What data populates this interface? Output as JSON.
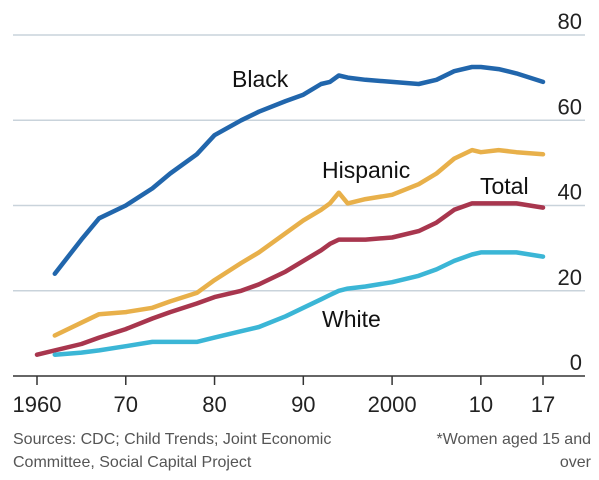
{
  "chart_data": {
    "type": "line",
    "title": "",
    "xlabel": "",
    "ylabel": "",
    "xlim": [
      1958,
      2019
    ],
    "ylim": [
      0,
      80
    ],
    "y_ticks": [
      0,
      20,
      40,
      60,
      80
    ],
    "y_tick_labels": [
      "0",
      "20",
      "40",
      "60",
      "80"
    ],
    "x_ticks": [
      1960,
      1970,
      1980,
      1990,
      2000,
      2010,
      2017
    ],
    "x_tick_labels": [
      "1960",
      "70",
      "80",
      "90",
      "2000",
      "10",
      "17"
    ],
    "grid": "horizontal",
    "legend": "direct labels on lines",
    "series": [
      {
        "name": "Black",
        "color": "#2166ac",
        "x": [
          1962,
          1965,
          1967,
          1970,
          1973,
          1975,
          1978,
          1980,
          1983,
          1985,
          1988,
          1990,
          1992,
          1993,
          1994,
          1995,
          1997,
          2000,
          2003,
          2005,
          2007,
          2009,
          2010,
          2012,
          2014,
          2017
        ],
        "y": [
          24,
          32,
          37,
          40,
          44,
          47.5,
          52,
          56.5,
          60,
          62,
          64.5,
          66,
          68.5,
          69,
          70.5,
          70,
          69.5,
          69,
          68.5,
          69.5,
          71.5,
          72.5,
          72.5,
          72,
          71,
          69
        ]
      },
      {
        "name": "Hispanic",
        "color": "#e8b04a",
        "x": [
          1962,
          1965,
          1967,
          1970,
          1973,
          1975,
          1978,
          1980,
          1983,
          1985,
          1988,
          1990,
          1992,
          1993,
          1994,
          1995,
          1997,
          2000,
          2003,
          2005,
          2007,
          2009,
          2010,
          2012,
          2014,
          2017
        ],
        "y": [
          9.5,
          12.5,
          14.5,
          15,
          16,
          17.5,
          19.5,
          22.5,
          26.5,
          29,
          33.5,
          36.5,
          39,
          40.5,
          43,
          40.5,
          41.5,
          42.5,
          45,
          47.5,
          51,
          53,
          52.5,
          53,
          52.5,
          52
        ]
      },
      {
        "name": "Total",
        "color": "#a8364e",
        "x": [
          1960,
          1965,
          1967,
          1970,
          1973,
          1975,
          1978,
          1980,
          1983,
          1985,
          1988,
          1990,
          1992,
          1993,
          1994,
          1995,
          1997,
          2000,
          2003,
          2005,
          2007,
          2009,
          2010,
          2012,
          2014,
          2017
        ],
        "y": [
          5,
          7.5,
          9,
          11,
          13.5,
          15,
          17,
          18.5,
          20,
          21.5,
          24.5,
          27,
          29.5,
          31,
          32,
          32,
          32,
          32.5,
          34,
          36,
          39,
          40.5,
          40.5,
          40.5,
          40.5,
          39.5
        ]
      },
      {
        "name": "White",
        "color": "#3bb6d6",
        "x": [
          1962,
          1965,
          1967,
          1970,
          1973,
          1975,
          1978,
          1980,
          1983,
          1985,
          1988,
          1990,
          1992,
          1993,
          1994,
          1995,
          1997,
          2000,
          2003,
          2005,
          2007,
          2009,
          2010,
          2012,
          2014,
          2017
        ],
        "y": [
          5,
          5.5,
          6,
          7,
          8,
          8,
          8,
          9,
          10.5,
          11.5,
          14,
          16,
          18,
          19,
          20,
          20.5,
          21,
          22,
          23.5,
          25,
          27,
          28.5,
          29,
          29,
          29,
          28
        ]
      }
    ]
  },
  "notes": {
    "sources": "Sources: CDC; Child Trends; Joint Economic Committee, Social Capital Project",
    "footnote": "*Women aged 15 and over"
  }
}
──────
AIM –
Leave every image out, and retype the material exactly.

EXPECTED OUTPUT –
What data populates this interface? Output as JSON.
{
  "chart_data": {
    "type": "line",
    "title": "",
    "xlabel": "",
    "ylabel": "",
    "xlim": [
      1958,
      2019
    ],
    "ylim": [
      0,
      80
    ],
    "y_ticks": [
      0,
      20,
      40,
      60,
      80
    ],
    "y_tick_labels": [
      "0",
      "20",
      "40",
      "60",
      "80"
    ],
    "x_ticks": [
      1960,
      1970,
      1980,
      1990,
      2000,
      2010,
      2017
    ],
    "x_tick_labels": [
      "1960",
      "70",
      "80",
      "90",
      "2000",
      "10",
      "17"
    ],
    "grid": "horizontal",
    "legend": "direct labels on lines",
    "series": [
      {
        "name": "Black",
        "color": "#2166ac",
        "x": [
          1962,
          1965,
          1967,
          1970,
          1973,
          1975,
          1978,
          1980,
          1983,
          1985,
          1988,
          1990,
          1992,
          1993,
          1994,
          1995,
          1997,
          2000,
          2003,
          2005,
          2007,
          2009,
          2010,
          2012,
          2014,
          2017
        ],
        "y": [
          24,
          32,
          37,
          40,
          44,
          47.5,
          52,
          56.5,
          60,
          62,
          64.5,
          66,
          68.5,
          69,
          70.5,
          70,
          69.5,
          69,
          68.5,
          69.5,
          71.5,
          72.5,
          72.5,
          72,
          71,
          69
        ]
      },
      {
        "name": "Hispanic",
        "color": "#e8b04a",
        "x": [
          1962,
          1965,
          1967,
          1970,
          1973,
          1975,
          1978,
          1980,
          1983,
          1985,
          1988,
          1990,
          1992,
          1993,
          1994,
          1995,
          1997,
          2000,
          2003,
          2005,
          2007,
          2009,
          2010,
          2012,
          2014,
          2017
        ],
        "y": [
          9.5,
          12.5,
          14.5,
          15,
          16,
          17.5,
          19.5,
          22.5,
          26.5,
          29,
          33.5,
          36.5,
          39,
          40.5,
          43,
          40.5,
          41.5,
          42.5,
          45,
          47.5,
          51,
          53,
          52.5,
          53,
          52.5,
          52
        ]
      },
      {
        "name": "Total",
        "color": "#a8364e",
        "x": [
          1960,
          1965,
          1967,
          1970,
          1973,
          1975,
          1978,
          1980,
          1983,
          1985,
          1988,
          1990,
          1992,
          1993,
          1994,
          1995,
          1997,
          2000,
          2003,
          2005,
          2007,
          2009,
          2010,
          2012,
          2014,
          2017
        ],
        "y": [
          5,
          7.5,
          9,
          11,
          13.5,
          15,
          17,
          18.5,
          20,
          21.5,
          24.5,
          27,
          29.5,
          31,
          32,
          32,
          32,
          32.5,
          34,
          36,
          39,
          40.5,
          40.5,
          40.5,
          40.5,
          39.5
        ]
      },
      {
        "name": "White",
        "color": "#3bb6d6",
        "x": [
          1962,
          1965,
          1967,
          1970,
          1973,
          1975,
          1978,
          1980,
          1983,
          1985,
          1988,
          1990,
          1992,
          1993,
          1994,
          1995,
          1997,
          2000,
          2003,
          2005,
          2007,
          2009,
          2010,
          2012,
          2014,
          2017
        ],
        "y": [
          5,
          5.5,
          6,
          7,
          8,
          8,
          8,
          9,
          10.5,
          11.5,
          14,
          16,
          18,
          19,
          20,
          20.5,
          21,
          22,
          23.5,
          25,
          27,
          28.5,
          29,
          29,
          29,
          28
        ]
      }
    ]
  },
  "notes": {
    "sources": "Sources: CDC; Child Trends; Joint Economic Committee, Social Capital Project",
    "footnote": "*Women aged 15 and over"
  }
}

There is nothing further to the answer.